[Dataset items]
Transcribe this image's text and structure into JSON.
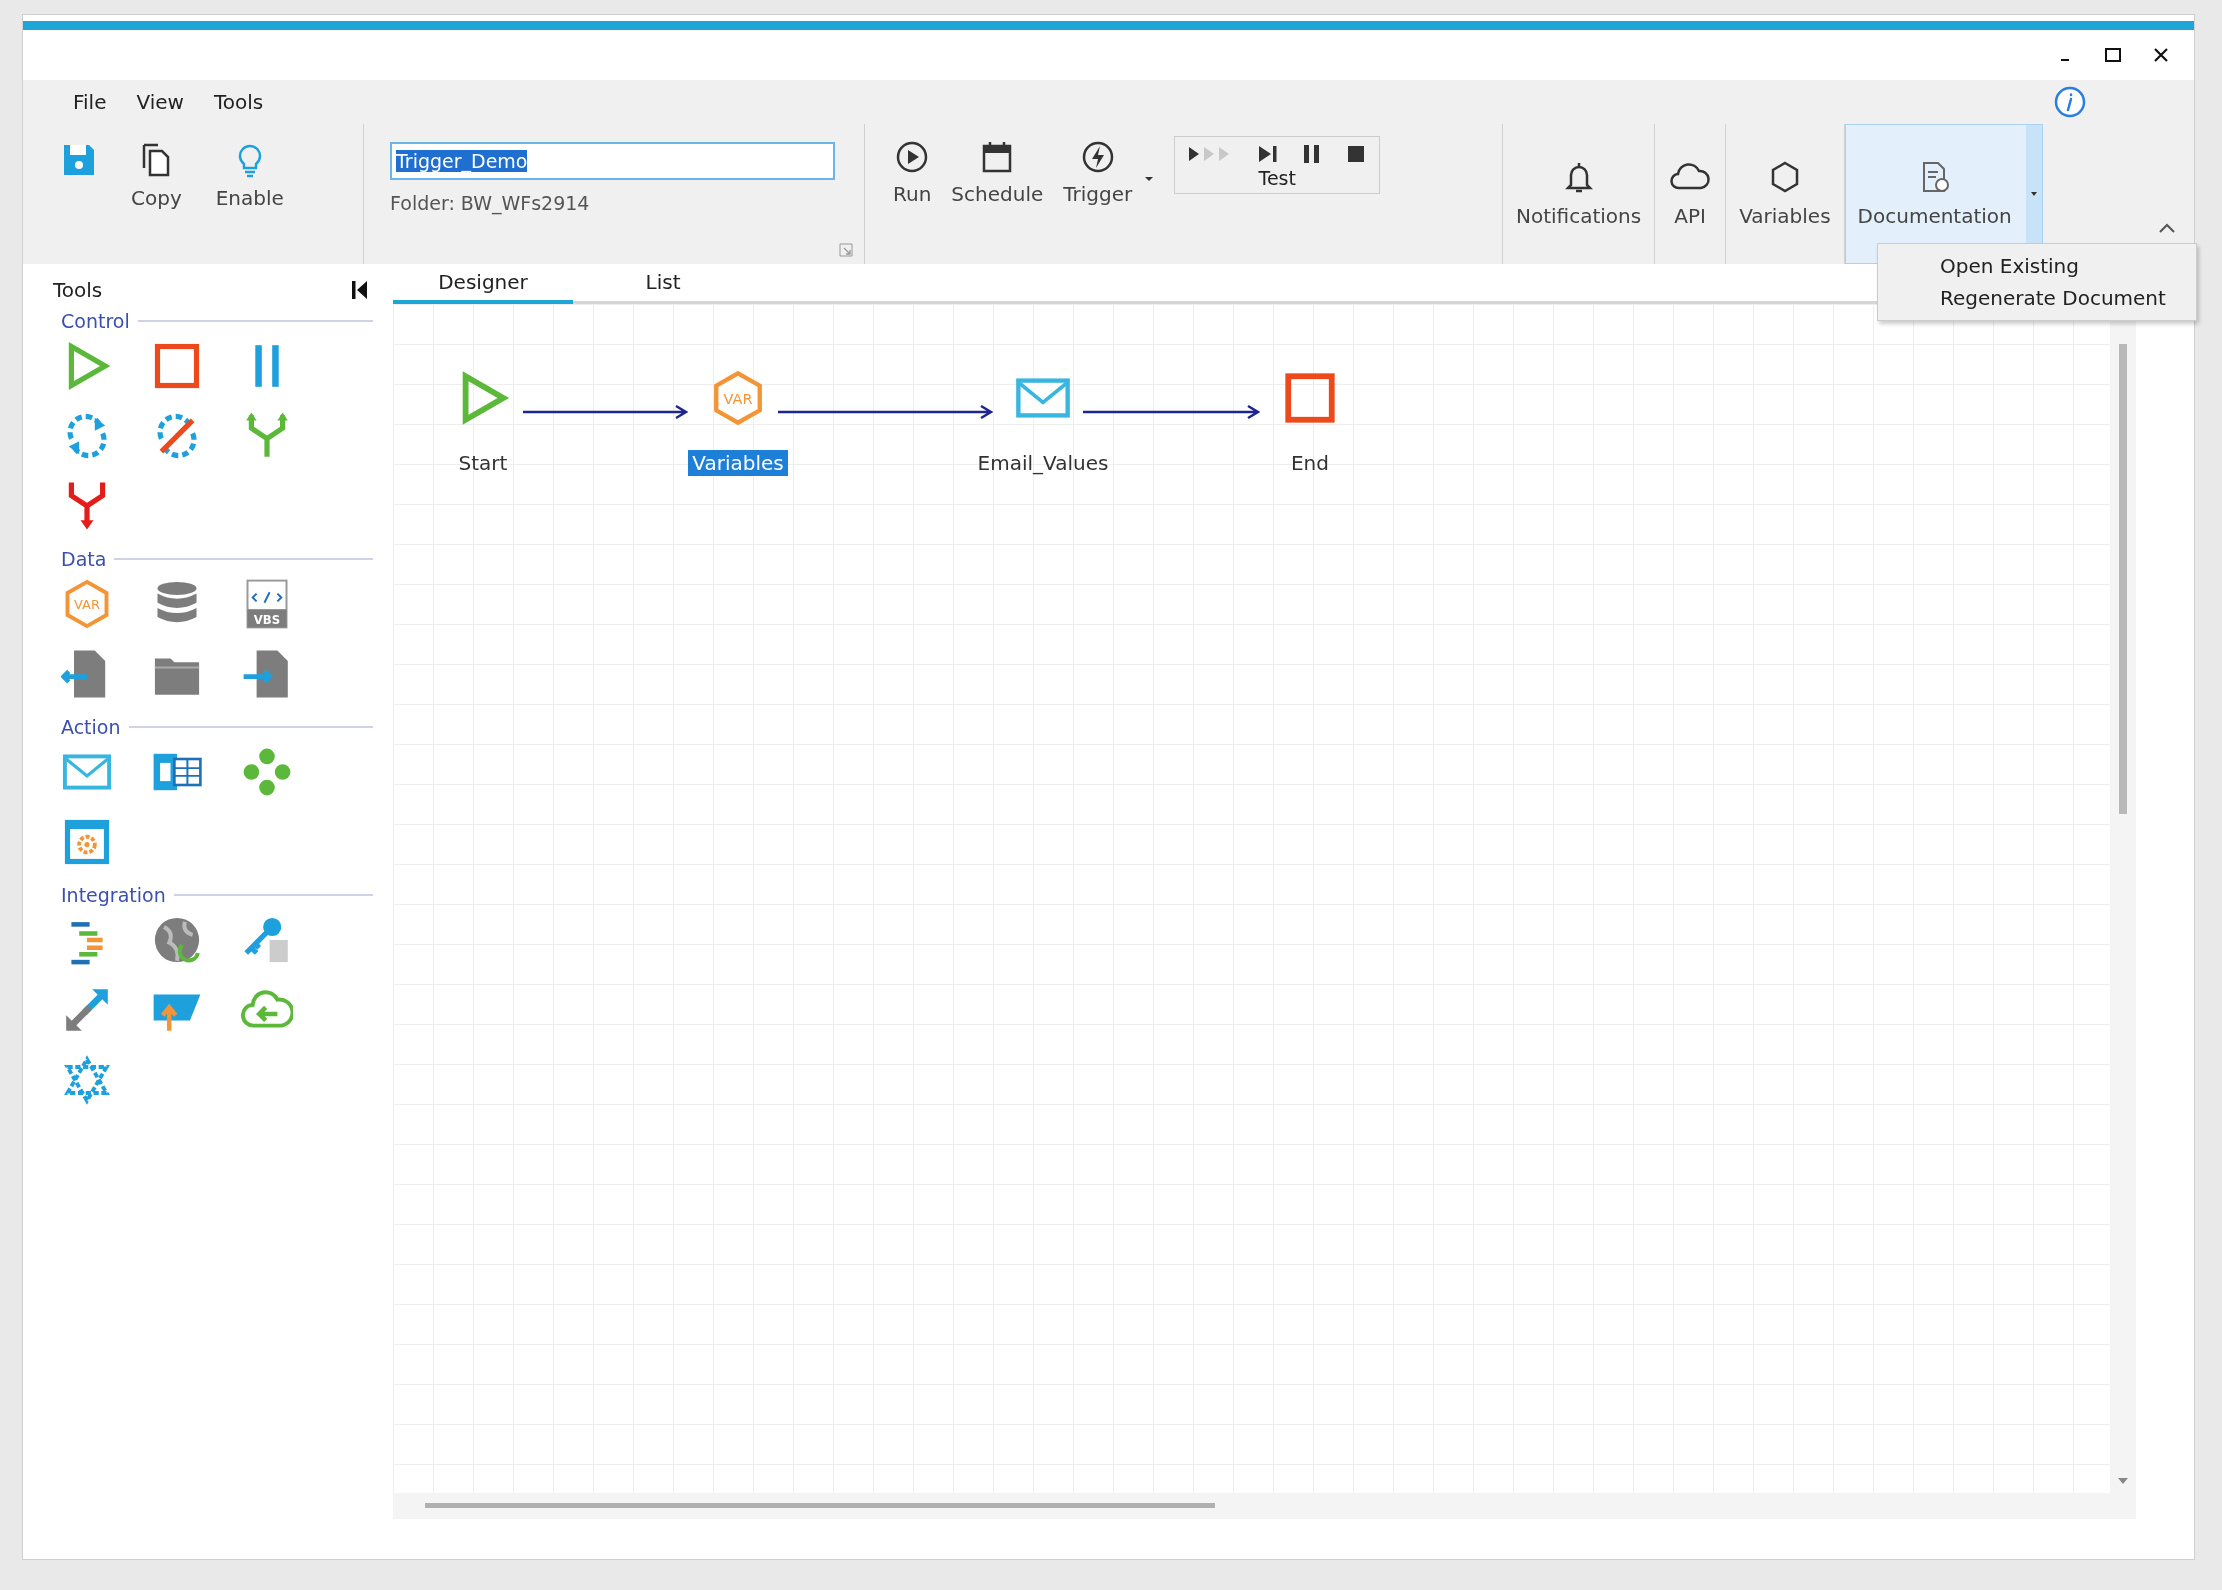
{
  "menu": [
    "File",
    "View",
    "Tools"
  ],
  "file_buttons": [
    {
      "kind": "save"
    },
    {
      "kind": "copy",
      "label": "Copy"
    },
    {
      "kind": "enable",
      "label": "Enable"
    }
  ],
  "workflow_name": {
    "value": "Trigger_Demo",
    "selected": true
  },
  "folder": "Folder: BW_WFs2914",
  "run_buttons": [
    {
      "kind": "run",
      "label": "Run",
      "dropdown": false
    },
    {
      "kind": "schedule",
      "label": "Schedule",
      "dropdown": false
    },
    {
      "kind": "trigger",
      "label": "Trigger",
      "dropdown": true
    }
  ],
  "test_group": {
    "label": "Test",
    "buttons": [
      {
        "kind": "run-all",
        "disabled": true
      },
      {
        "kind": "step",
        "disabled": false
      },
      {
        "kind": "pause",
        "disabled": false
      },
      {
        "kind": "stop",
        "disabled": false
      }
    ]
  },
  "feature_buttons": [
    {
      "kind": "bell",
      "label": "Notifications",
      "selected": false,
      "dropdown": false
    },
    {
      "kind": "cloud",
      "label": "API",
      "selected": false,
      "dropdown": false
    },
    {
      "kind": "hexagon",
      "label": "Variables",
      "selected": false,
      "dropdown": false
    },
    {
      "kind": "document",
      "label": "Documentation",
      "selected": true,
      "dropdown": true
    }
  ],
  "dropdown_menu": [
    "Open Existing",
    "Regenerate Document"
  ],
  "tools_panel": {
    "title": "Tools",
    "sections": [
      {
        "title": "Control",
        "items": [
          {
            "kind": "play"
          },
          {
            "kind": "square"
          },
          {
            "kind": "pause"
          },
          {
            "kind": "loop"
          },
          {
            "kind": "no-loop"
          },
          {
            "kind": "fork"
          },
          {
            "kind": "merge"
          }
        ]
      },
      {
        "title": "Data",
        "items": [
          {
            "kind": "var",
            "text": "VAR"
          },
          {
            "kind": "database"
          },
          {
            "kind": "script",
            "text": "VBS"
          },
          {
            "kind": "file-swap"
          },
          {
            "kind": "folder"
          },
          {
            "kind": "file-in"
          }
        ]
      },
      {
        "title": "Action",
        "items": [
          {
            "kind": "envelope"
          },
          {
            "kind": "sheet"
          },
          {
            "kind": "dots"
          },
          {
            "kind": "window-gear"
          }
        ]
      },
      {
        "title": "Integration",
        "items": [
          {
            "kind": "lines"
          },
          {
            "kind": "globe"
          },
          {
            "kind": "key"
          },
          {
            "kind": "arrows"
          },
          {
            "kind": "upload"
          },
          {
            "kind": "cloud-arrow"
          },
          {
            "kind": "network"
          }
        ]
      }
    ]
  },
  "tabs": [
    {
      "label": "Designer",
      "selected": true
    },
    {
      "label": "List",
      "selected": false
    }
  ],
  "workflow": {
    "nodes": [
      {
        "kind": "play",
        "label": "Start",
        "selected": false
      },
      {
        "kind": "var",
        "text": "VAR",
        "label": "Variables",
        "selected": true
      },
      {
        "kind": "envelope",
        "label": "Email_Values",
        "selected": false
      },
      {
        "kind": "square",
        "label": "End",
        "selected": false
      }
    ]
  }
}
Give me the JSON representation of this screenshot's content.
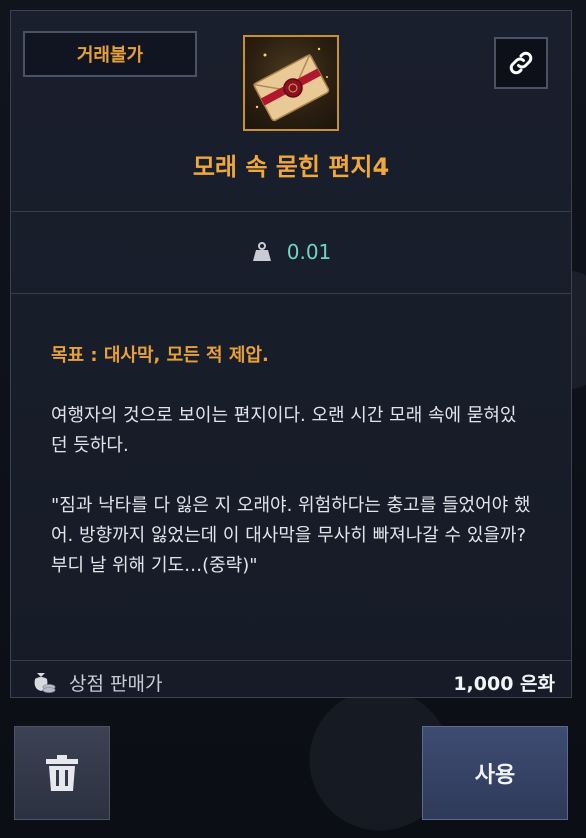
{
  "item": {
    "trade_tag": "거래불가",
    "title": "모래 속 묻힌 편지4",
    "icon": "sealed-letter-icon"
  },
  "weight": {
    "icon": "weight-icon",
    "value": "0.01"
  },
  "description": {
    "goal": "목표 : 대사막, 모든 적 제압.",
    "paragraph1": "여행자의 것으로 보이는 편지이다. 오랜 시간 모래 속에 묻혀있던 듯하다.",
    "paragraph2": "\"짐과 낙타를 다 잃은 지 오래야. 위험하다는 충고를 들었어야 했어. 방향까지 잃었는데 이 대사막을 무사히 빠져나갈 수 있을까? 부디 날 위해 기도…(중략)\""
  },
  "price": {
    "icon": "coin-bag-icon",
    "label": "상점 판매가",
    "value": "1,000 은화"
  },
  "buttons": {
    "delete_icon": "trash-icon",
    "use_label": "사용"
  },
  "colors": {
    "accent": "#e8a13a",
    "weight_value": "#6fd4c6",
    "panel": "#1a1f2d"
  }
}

What you should do - Leave the pictures out and reproduce each record exactly as written.

Answer below -
Transcribe this image's text and structure into JSON.
{
  "menu": [
    "File",
    "View",
    "Tools"
  ],
  "file_buttons": [
    {
      "kind": "save"
    },
    {
      "kind": "copy",
      "label": "Copy"
    },
    {
      "kind": "enable",
      "label": "Enable"
    }
  ],
  "workflow_name": {
    "value": "Trigger_Demo",
    "selected": true
  },
  "folder": "Folder: BW_WFs2914",
  "run_buttons": [
    {
      "kind": "run",
      "label": "Run",
      "dropdown": false
    },
    {
      "kind": "schedule",
      "label": "Schedule",
      "dropdown": false
    },
    {
      "kind": "trigger",
      "label": "Trigger",
      "dropdown": true
    }
  ],
  "test_group": {
    "label": "Test",
    "buttons": [
      {
        "kind": "run-all",
        "disabled": true
      },
      {
        "kind": "step",
        "disabled": false
      },
      {
        "kind": "pause",
        "disabled": false
      },
      {
        "kind": "stop",
        "disabled": false
      }
    ]
  },
  "feature_buttons": [
    {
      "kind": "bell",
      "label": "Notifications",
      "selected": false,
      "dropdown": false
    },
    {
      "kind": "cloud",
      "label": "API",
      "selected": false,
      "dropdown": false
    },
    {
      "kind": "hexagon",
      "label": "Variables",
      "selected": false,
      "dropdown": false
    },
    {
      "kind": "document",
      "label": "Documentation",
      "selected": true,
      "dropdown": true
    }
  ],
  "dropdown_menu": [
    "Open Existing",
    "Regenerate Document"
  ],
  "tools_panel": {
    "title": "Tools",
    "sections": [
      {
        "title": "Control",
        "items": [
          {
            "kind": "play"
          },
          {
            "kind": "square"
          },
          {
            "kind": "pause"
          },
          {
            "kind": "loop"
          },
          {
            "kind": "no-loop"
          },
          {
            "kind": "fork"
          },
          {
            "kind": "merge"
          }
        ]
      },
      {
        "title": "Data",
        "items": [
          {
            "kind": "var",
            "text": "VAR"
          },
          {
            "kind": "database"
          },
          {
            "kind": "script",
            "text": "VBS"
          },
          {
            "kind": "file-swap"
          },
          {
            "kind": "folder"
          },
          {
            "kind": "file-in"
          }
        ]
      },
      {
        "title": "Action",
        "items": [
          {
            "kind": "envelope"
          },
          {
            "kind": "sheet"
          },
          {
            "kind": "dots"
          },
          {
            "kind": "window-gear"
          }
        ]
      },
      {
        "title": "Integration",
        "items": [
          {
            "kind": "lines"
          },
          {
            "kind": "globe"
          },
          {
            "kind": "key"
          },
          {
            "kind": "arrows"
          },
          {
            "kind": "upload"
          },
          {
            "kind": "cloud-arrow"
          },
          {
            "kind": "network"
          }
        ]
      }
    ]
  },
  "tabs": [
    {
      "label": "Designer",
      "selected": true
    },
    {
      "label": "List",
      "selected": false
    }
  ],
  "workflow": {
    "nodes": [
      {
        "kind": "play",
        "label": "Start",
        "selected": false
      },
      {
        "kind": "var",
        "text": "VAR",
        "label": "Variables",
        "selected": true
      },
      {
        "kind": "envelope",
        "label": "Email_Values",
        "selected": false
      },
      {
        "kind": "square",
        "label": "End",
        "selected": false
      }
    ]
  }
}
Give me the JSON representation of this screenshot's content.
{
  "item": {
    "trade_tag": "거래불가",
    "title": "모래 속 묻힌 편지4",
    "icon": "sealed-letter-icon"
  },
  "weight": {
    "icon": "weight-icon",
    "value": "0.01"
  },
  "description": {
    "goal": "목표 : 대사막, 모든 적 제압.",
    "paragraph1": "여행자의 것으로 보이는 편지이다. 오랜 시간 모래 속에 묻혀있던 듯하다.",
    "paragraph2": "\"짐과 낙타를 다 잃은 지 오래야. 위험하다는 충고를 들었어야 했어. 방향까지 잃었는데 이 대사막을 무사히 빠져나갈 수 있을까? 부디 날 위해 기도…(중략)\""
  },
  "price": {
    "icon": "coin-bag-icon",
    "label": "상점 판매가",
    "value": "1,000 은화"
  },
  "buttons": {
    "delete_icon": "trash-icon",
    "use_label": "사용"
  },
  "colors": {
    "accent": "#e8a13a",
    "weight_value": "#6fd4c6",
    "panel": "#1a1f2d"
  }
}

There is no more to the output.